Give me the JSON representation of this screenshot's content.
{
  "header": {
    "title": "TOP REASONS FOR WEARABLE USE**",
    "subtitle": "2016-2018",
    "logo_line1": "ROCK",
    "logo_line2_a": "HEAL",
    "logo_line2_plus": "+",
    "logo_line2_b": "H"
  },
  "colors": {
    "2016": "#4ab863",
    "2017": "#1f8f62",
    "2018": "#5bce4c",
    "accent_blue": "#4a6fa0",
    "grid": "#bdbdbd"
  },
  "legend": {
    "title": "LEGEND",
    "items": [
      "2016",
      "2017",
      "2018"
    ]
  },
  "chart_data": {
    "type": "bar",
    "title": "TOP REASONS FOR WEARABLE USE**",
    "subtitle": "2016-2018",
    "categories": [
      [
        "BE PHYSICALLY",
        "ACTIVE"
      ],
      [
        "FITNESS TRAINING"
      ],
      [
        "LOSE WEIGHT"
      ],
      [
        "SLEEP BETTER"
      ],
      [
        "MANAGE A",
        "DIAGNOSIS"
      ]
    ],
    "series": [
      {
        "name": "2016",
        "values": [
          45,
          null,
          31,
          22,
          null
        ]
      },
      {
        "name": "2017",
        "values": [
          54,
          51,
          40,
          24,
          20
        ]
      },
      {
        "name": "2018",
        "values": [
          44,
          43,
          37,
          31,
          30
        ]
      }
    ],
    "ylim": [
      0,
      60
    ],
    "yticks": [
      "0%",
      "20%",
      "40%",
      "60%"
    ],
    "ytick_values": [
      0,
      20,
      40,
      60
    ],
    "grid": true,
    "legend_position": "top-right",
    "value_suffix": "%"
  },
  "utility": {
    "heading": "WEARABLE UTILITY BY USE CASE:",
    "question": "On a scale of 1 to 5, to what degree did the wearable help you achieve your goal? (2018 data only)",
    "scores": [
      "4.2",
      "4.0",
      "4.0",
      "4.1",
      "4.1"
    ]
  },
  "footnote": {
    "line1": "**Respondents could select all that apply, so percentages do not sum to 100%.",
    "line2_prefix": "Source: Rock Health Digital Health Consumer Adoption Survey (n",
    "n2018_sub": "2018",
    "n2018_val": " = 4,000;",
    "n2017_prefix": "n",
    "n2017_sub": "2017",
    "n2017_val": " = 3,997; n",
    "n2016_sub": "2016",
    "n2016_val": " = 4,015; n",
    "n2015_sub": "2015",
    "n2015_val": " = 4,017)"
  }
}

================================

- **Stated problem**:
Print the material once more, exactly.

- **Written response**:
Give me the JSON representation of this screenshot's content.
{
  "header": {
    "title": "TOP REASONS FOR WEARABLE USE**",
    "subtitle": "2016-2018",
    "logo_line1": "ROCK",
    "logo_line2_a": "HEAL",
    "logo_line2_plus": "+",
    "logo_line2_b": "H"
  },
  "colors": {
    "2016": "#4ab863",
    "2017": "#1f8f62",
    "2018": "#5bce4c",
    "accent_blue": "#4a6fa0",
    "grid": "#bdbdbd"
  },
  "legend": {
    "title": "LEGEND",
    "items": [
      "2016",
      "2017",
      "2018"
    ]
  },
  "chart_data": {
    "type": "bar",
    "title": "TOP REASONS FOR WEARABLE USE**",
    "subtitle": "2016-2018",
    "categories": [
      [
        "BE PHYSICALLY",
        "ACTIVE"
      ],
      [
        "FITNESS TRAINING"
      ],
      [
        "LOSE WEIGHT"
      ],
      [
        "SLEEP BETTER"
      ],
      [
        "MANAGE A",
        "DIAGNOSIS"
      ]
    ],
    "series": [
      {
        "name": "2016",
        "values": [
          45,
          null,
          31,
          22,
          null
        ]
      },
      {
        "name": "2017",
        "values": [
          54,
          51,
          40,
          24,
          20
        ]
      },
      {
        "name": "2018",
        "values": [
          44,
          43,
          37,
          31,
          30
        ]
      }
    ],
    "ylim": [
      0,
      60
    ],
    "yticks": [
      "0%",
      "20%",
      "40%",
      "60%"
    ],
    "ytick_values": [
      0,
      20,
      40,
      60
    ],
    "grid": true,
    "legend_position": "top-right",
    "value_suffix": "%"
  },
  "utility": {
    "heading": "WEARABLE UTILITY BY USE CASE:",
    "question": "On a scale of 1 to 5, to what degree did the wearable help you achieve your goal? (2018 data only)",
    "scores": [
      "4.2",
      "4.0",
      "4.0",
      "4.1",
      "4.1"
    ]
  },
  "footnote": {
    "line1": "**Respondents could select all that apply, so percentages do not sum to 100%.",
    "line2_prefix": "Source: Rock Health Digital Health Consumer Adoption Survey (n",
    "n2018_sub": "2018",
    "n2018_val": " = 4,000;",
    "n2017_prefix": "n",
    "n2017_sub": "2017",
    "n2017_val": " = 3,997; n",
    "n2016_sub": "2016",
    "n2016_val": " = 4,015; n",
    "n2015_sub": "2015",
    "n2015_val": " = 4,017)"
  }
}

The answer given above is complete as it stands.